======== Excerpt to read ========

Thirty-three months ago I first covered SharePoint on our blog. Since then I have presented InfoPath 2007 and 2010 sessions at a few regional technical conferences. Yesterday, I presented InfoPath to around seventy local professionals at an invitation-only event. As the product has evolved, so has the interest, so has the local user base, and so has the number and variety of our projects. InfoPath is one of the driving forces behind SharePoint’s unprecedented growth.
InfoPath brings to the table:
- Rapid development of electronic forms for non-developers
- Rules based business process automation
- The ability to extend the forms using .NET programming if required
- The inherent ability to gather data to SharePoint for detailed analysis
There are definitely some caveats to keep in mind when implementing InfoPath forms. For your run-of-the-mill, rules-based forms for automating internal business processes, you will find InfoPath is a great fit and a piece of cake. For programmer-enhanced forms, you will need to manage trust levels and get an administrator’s help with publishing the form. And anonymous forms, well, they present numerous challenges that I will guide you through in upcoming posts. What if you want to create a form that gathers data to two separate SharePoint lists? InfoPath does not do that out of the box, but it is possible.

======== Given entries ========

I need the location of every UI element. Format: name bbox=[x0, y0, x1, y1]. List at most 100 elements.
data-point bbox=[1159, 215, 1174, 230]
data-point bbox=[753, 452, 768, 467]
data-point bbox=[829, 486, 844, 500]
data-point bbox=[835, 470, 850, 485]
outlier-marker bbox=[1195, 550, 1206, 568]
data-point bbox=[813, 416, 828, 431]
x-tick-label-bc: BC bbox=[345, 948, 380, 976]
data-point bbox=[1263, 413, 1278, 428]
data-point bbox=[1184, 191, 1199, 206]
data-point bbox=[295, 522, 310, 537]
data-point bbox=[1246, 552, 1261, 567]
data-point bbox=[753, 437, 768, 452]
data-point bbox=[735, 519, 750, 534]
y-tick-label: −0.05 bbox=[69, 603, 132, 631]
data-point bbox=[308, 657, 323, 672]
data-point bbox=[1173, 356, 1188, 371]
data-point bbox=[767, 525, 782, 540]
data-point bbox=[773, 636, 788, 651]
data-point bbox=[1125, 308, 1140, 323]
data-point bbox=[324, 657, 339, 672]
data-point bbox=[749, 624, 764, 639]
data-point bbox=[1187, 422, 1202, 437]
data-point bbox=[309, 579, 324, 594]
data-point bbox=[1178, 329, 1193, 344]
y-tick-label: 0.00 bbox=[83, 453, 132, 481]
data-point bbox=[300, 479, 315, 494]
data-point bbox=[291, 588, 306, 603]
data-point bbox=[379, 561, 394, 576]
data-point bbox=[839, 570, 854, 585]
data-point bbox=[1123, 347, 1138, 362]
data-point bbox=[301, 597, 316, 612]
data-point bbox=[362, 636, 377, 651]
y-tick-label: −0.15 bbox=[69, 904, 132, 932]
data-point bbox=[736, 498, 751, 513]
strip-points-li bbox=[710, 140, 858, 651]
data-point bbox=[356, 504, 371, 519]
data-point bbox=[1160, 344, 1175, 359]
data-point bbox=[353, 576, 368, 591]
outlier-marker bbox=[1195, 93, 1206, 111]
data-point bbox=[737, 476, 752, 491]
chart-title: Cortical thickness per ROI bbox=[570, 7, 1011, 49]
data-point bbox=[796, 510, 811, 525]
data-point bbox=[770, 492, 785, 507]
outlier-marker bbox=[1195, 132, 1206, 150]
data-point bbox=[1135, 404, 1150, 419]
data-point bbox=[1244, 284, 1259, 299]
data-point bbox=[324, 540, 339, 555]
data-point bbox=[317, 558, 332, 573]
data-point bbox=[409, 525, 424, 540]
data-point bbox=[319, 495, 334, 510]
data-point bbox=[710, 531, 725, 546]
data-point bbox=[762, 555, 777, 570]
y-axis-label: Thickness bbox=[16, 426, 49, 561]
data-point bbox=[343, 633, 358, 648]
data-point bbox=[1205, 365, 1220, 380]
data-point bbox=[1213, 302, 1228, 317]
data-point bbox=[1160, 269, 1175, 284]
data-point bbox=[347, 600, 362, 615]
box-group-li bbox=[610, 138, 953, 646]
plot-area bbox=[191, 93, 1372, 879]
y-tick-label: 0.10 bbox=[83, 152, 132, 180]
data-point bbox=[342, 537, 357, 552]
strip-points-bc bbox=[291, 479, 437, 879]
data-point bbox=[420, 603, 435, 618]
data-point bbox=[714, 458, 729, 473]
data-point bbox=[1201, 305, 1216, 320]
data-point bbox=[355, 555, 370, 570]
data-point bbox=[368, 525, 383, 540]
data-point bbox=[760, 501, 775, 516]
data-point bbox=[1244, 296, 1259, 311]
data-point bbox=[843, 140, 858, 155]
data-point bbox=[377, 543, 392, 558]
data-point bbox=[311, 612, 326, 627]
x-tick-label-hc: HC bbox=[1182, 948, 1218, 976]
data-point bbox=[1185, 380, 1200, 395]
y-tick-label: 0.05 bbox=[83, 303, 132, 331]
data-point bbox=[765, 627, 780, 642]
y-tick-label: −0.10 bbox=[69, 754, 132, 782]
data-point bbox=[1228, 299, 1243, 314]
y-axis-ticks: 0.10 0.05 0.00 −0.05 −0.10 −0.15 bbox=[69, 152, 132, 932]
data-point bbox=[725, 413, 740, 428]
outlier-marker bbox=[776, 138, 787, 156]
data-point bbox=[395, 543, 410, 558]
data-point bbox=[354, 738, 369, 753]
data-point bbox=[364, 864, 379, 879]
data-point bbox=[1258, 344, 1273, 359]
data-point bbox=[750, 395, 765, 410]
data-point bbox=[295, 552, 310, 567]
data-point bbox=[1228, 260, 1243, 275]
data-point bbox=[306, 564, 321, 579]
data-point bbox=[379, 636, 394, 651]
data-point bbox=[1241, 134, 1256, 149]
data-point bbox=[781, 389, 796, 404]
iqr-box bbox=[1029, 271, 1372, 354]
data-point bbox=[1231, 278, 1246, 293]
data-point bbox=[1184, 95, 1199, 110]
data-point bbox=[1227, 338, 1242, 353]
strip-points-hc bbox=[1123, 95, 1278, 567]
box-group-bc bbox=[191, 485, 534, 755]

========

• _Questions to answer_
a) Can you rewrite the InfoPath post from "Thirty-three months ago" up to and including "SharePoint’s unprecedented growth.", replacing "seventy" with "eighty"?
b) Can you carry the InfoPath post on from its last sentence?
The listing has nothing to do with the InfoPath post.

• _Answer list_
a)
Thirty-three months ago I first covered SharePoint on our blog. Since then I have presented InfoPath 2007 and 2010 sessions at a few regional technical conferences. Yesterday, I presented InfoPath to around eighty local professionals at an invitation-only event. As the product has evolved, so has the interest, so has the local user base, and so has the number and variety of our projects. InfoPath is one of the driving forces behind SharePoint’s unprecedented growth.

b)
Because of the growing demand for InfoPath, and because of the new InfoPath 2010 capabilities in SharePoint 2010 Enterprise and Office365, I am going to spend some time focusing on InfoPath solutions for SharePoint. I personally believe that this is one of the more valuable, but often overlooked features of SharePoint. My goal with this upcoming series of posts is to hear you say “I wish I had known that sooner!”